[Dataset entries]
════════════════
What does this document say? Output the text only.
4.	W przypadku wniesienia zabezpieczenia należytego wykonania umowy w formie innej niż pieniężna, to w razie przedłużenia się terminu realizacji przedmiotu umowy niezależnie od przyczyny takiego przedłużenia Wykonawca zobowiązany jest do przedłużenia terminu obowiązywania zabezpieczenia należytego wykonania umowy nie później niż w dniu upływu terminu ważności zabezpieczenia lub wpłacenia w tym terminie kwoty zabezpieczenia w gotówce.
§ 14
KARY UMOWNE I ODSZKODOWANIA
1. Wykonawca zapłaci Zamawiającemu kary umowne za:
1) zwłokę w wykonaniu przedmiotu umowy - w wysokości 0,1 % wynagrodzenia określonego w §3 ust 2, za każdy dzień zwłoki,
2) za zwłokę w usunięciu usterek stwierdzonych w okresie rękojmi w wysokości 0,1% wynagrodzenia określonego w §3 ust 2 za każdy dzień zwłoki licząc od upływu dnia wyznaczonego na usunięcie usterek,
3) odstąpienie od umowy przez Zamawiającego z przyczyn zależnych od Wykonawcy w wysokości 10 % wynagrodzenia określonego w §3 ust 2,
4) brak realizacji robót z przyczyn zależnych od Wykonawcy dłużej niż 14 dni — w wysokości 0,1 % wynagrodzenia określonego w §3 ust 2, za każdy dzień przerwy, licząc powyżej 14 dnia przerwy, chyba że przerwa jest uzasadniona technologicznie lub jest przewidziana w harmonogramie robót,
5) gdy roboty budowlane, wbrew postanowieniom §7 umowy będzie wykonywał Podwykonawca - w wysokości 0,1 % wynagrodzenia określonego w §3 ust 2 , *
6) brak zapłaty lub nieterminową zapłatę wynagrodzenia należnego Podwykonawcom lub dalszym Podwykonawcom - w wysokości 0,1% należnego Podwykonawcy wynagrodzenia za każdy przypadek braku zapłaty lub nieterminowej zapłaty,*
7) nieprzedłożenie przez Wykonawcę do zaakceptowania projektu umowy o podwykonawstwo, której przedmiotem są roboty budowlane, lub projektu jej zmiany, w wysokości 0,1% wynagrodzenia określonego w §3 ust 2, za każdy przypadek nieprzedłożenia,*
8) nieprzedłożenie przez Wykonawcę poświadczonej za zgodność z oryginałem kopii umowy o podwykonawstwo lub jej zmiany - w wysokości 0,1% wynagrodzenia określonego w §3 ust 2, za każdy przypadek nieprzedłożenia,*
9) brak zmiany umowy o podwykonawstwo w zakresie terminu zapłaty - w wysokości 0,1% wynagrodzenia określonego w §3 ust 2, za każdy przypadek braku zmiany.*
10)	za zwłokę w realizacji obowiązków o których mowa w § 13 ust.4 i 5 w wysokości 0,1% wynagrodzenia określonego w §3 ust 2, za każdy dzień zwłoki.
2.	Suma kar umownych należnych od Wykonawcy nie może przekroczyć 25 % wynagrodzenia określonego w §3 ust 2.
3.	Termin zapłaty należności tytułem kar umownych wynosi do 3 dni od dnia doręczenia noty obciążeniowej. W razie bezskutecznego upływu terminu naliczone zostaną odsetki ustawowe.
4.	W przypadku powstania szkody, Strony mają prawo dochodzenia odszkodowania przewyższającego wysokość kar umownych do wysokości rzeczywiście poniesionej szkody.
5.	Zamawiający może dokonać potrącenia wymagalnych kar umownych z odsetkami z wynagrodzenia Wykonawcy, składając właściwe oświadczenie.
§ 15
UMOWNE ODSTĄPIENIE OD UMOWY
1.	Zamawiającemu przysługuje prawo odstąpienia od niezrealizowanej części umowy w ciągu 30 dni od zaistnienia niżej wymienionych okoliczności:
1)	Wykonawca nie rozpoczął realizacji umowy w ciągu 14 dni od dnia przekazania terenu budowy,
════════════════
Make an exact copy of all the data.

**Answer to the task**
What does this document say? Output the text only.
4.	W przypadku wniesienia zabezpieczenia należytego wykonania umowy w formie innej niż pieniężna, to w razie przedłużenia się terminu realizacji przedmiotu umowy niezależnie od przyczyny takiego przedłużenia Wykonawca zobowiązany jest do przedłużenia terminu obowiązywania zabezpieczenia należytego wykonania umowy nie później niż w dniu upływu terminu ważności zabezpieczenia lub wpłacenia w tym terminie kwoty zabezpieczenia w gotówce.
§ 14
KARY UMOWNE I ODSZKODOWANIA
1. Wykonawca zapłaci Zamawiającemu kary umowne za:
1) zwłokę w wykonaniu przedmiotu umowy - w wysokości 0,1 % wynagrodzenia określonego w §3 ust 2, za każdy dzień zwłoki,
2) za zwłokę w usunięciu usterek stwierdzonych w okresie rękojmi w wysokości 0,1% wynagrodzenia określonego w §3 ust 2 za każdy dzień zwłoki licząc od upływu dnia wyznaczonego na usunięcie usterek,
3) odstąpienie od umowy przez Zamawiającego z przyczyn zależnych od Wykonawcy w wysokości 10 % wynagrodzenia określonego w §3 ust 2,
4) brak realizacji robót z przyczyn zależnych od Wykonawcy dłużej niż 14 dni — w wysokości 0,1 % wynagrodzenia określonego w §3 ust 2, za każdy dzień przerwy, licząc powyżej 14 dnia przerwy, chyba że przerwa jest uzasadniona technologicznie lub jest przewidziana w harmonogramie robót,
5) gdy roboty budowlane, wbrew postanowieniom §7 umowy będzie wykonywał Podwykonawca - w wysokości 0,1 % wynagrodzenia określonego w §3 ust 2 , *
6) brak zapłaty lub nieterminową zapłatę wynagrodzenia należnego Podwykonawcom lub dalszym Podwykonawcom - w wysokości 0,1% należnego Podwykonawcy wynagrodzenia za każdy przypadek braku zapłaty lub nieterminowej zapłaty,*
7) nieprzedłożenie przez Wykonawcę do zaakceptowania projektu umowy o podwykonawstwo, której przedmiotem są roboty budowlane, lub projektu jej zmiany, w wysokości 0,1% wynagrodzenia określonego w §3 ust 2, za każdy przypadek nieprzedłożenia,*
8) nieprzedłożenie przez Wykonawcę poświadczonej za zgodność z oryginałem kopii umowy o podwykonawstwo lub jej zmiany - w wysokości 0,1% wynagrodzenia określonego w §3 ust 2, za każdy przypadek nieprzedłożenia,*
9) brak zmiany umowy o podwykonawstwo w zakresie terminu zapłaty - w wysokości 0,1% wynagrodzenia określonego w §3 ust 2, za każdy przypadek braku zmiany.*
10)	za zwłokę w realizacji obowiązków o których mowa w § 13 ust.4 i 5 w wysokości 0,1% wynagrodzenia określonego w §3 ust 2, za każdy dzień zwłoki.
2.	Suma kar umownych należnych od Wykonawcy nie może przekroczyć 25 % wynagrodzenia określonego w §3 ust 2.
3.	Termin zapłaty należności tytułem kar umownych wynosi do 3 dni od dnia doręczenia noty obciążeniowej. W razie bezskutecznego upływu terminu naliczone zostaną odsetki ustawowe.
4.	W przypadku powstania szkody, Strony mają prawo dochodzenia odszkodowania przewyższającego wysokość kar umownych do wysokości rzeczywiście poniesionej szkody.
5.	Zamawiający może dokonać potrącenia wymagalnych kar umownych z odsetkami z wynagrodzenia Wykonawcy, składając właściwe oświadczenie.
§ 15
UMOWNE ODSTĄPIENIE OD UMOWY
1.	Zamawiającemu przysługuje prawo odstąpienia od niezrealizowanej części umowy w ciągu 30 dni od zaistnienia niżej wymienionych okoliczności:
1)	Wykonawca nie rozpoczął realizacji umowy w ciągu 14 dni od dnia przekazania terenu budowy,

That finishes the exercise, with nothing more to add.